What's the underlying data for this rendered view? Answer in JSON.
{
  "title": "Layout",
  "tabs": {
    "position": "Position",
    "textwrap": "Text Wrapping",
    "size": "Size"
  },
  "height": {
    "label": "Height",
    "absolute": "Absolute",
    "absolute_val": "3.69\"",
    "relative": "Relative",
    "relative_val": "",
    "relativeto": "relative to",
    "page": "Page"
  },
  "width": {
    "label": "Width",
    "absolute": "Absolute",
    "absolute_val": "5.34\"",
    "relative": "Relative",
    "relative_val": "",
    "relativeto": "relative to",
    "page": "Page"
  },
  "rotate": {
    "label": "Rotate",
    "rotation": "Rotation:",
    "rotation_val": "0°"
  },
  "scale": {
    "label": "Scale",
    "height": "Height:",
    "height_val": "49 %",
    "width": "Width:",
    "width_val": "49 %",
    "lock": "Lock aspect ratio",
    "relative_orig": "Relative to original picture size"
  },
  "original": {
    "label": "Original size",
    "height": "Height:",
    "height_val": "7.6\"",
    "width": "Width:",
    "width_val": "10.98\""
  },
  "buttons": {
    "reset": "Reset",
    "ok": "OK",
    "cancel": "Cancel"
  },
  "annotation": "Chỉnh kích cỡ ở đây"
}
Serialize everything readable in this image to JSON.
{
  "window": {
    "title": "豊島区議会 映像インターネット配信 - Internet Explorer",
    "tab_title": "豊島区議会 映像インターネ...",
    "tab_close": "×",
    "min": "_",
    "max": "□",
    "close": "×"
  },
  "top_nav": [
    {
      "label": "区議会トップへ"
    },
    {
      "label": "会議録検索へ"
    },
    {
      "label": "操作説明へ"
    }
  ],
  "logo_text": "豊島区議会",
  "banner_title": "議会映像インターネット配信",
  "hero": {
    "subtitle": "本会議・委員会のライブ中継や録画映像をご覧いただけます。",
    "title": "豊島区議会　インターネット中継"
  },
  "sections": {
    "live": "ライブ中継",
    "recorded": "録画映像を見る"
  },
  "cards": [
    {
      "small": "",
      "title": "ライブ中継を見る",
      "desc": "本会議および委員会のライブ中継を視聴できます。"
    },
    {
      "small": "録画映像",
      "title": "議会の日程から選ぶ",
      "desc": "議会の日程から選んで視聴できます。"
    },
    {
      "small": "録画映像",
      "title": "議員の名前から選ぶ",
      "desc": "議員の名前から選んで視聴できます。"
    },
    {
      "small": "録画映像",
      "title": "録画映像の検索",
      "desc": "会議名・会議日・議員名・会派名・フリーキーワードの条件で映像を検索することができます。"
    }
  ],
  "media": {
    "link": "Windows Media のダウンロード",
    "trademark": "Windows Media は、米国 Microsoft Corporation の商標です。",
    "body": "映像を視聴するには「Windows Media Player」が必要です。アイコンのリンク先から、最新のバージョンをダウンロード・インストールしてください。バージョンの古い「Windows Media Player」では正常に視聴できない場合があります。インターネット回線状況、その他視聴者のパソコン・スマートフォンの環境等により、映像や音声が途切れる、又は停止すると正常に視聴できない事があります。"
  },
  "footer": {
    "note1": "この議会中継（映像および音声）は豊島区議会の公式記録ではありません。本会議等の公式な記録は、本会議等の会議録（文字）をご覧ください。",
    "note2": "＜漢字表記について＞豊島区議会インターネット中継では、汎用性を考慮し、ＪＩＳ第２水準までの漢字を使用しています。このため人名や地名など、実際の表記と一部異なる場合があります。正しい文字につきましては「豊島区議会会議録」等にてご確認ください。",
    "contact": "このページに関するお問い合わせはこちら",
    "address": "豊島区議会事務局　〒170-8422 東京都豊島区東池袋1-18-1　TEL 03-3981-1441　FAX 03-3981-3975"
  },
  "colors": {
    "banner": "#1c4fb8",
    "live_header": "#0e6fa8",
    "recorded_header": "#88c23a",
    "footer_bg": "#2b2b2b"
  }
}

━━━

Write down every line of the data exactly as it appears above.

▶ **Task solution**
What's the underlying data for this rendered view? Answer in JSON.
{
  "title": "Layout",
  "tabs": {
    "position": "Position",
    "textwrap": "Text Wrapping",
    "size": "Size"
  },
  "height": {
    "label": "Height",
    "absolute": "Absolute",
    "absolute_val": "3.69\"",
    "relative": "Relative",
    "relative_val": "",
    "relativeto": "relative to",
    "page": "Page"
  },
  "width": {
    "label": "Width",
    "absolute": "Absolute",
    "absolute_val": "5.34\"",
    "relative": "Relative",
    "relative_val": "",
    "relativeto": "relative to",
    "page": "Page"
  },
  "rotate": {
    "label": "Rotate",
    "rotation": "Rotation:",
    "rotation_val": "0°"
  },
  "scale": {
    "label": "Scale",
    "height": "Height:",
    "height_val": "49 %",
    "width": "Width:",
    "width_val": "49 %",
    "lock": "Lock aspect ratio",
    "relative_orig": "Relative to original picture size"
  },
  "original": {
    "label": "Original size",
    "height": "Height:",
    "height_val": "7.6\"",
    "width": "Width:",
    "width_val": "10.98\""
  },
  "buttons": {
    "reset": "Reset",
    "ok": "OK",
    "cancel": "Cancel"
  },
  "annotation": "Chỉnh kích cỡ ở đây"
}
Serialize everything readable in this image to JSON.
{
  "window": {
    "title": "豊島区議会 映像インターネット配信 - Internet Explorer",
    "tab_title": "豊島区議会 映像インターネ...",
    "tab_close": "×",
    "min": "_",
    "max": "□",
    "close": "×"
  },
  "top_nav": [
    {
      "label": "区議会トップへ"
    },
    {
      "label": "会議録検索へ"
    },
    {
      "label": "操作説明へ"
    }
  ],
  "logo_text": "豊島区議会",
  "banner_title": "議会映像インターネット配信",
  "hero": {
    "subtitle": "本会議・委員会のライブ中継や録画映像をご覧いただけます。",
    "title": "豊島区議会　インターネット中継"
  },
  "sections": {
    "live": "ライブ中継",
    "recorded": "録画映像を見る"
  },
  "cards": [
    {
      "small": "",
      "title": "ライブ中継を見る",
      "desc": "本会議および委員会のライブ中継を視聴できます。"
    },
    {
      "small": "録画映像",
      "title": "議会の日程から選ぶ",
      "desc": "議会の日程から選んで視聴できます。"
    },
    {
      "small": "録画映像",
      "title": "議員の名前から選ぶ",
      "desc": "議員の名前から選んで視聴できます。"
    },
    {
      "small": "録画映像",
      "title": "録画映像の検索",
      "desc": "会議名・会議日・議員名・会派名・フリーキーワードの条件で映像を検索することができます。"
    }
  ],
  "media": {
    "link": "Windows Media のダウンロード",
    "trademark": "Windows Media は、米国 Microsoft Corporation の商標です。",
    "body": "映像を視聴するには「Windows Media Player」が必要です。アイコンのリンク先から、最新のバージョンをダウンロード・インストールしてください。バージョンの古い「Windows Media Player」では正常に視聴できない場合があります。インターネット回線状況、その他視聴者のパソコン・スマートフォンの環境等により、映像や音声が途切れる、又は停止すると正常に視聴できない事があります。"
  },
  "footer": {
    "note1": "この議会中継（映像および音声）は豊島区議会の公式記録ではありません。本会議等の公式な記録は、本会議等の会議録（文字）をご覧ください。",
    "note2": "＜漢字表記について＞豊島区議会インターネット中継では、汎用性を考慮し、ＪＩＳ第２水準までの漢字を使用しています。このため人名や地名など、実際の表記と一部異なる場合があります。正しい文字につきましては「豊島区議会会議録」等にてご確認ください。",
    "contact": "このページに関するお問い合わせはこちら",
    "address": "豊島区議会事務局　〒170-8422 東京都豊島区東池袋1-18-1　TEL 03-3981-1441　FAX 03-3981-3975"
  },
  "colors": {
    "banner": "#1c4fb8",
    "live_header": "#0e6fa8",
    "recorded_header": "#88c23a",
    "footer_bg": "#2b2b2b"
  }
}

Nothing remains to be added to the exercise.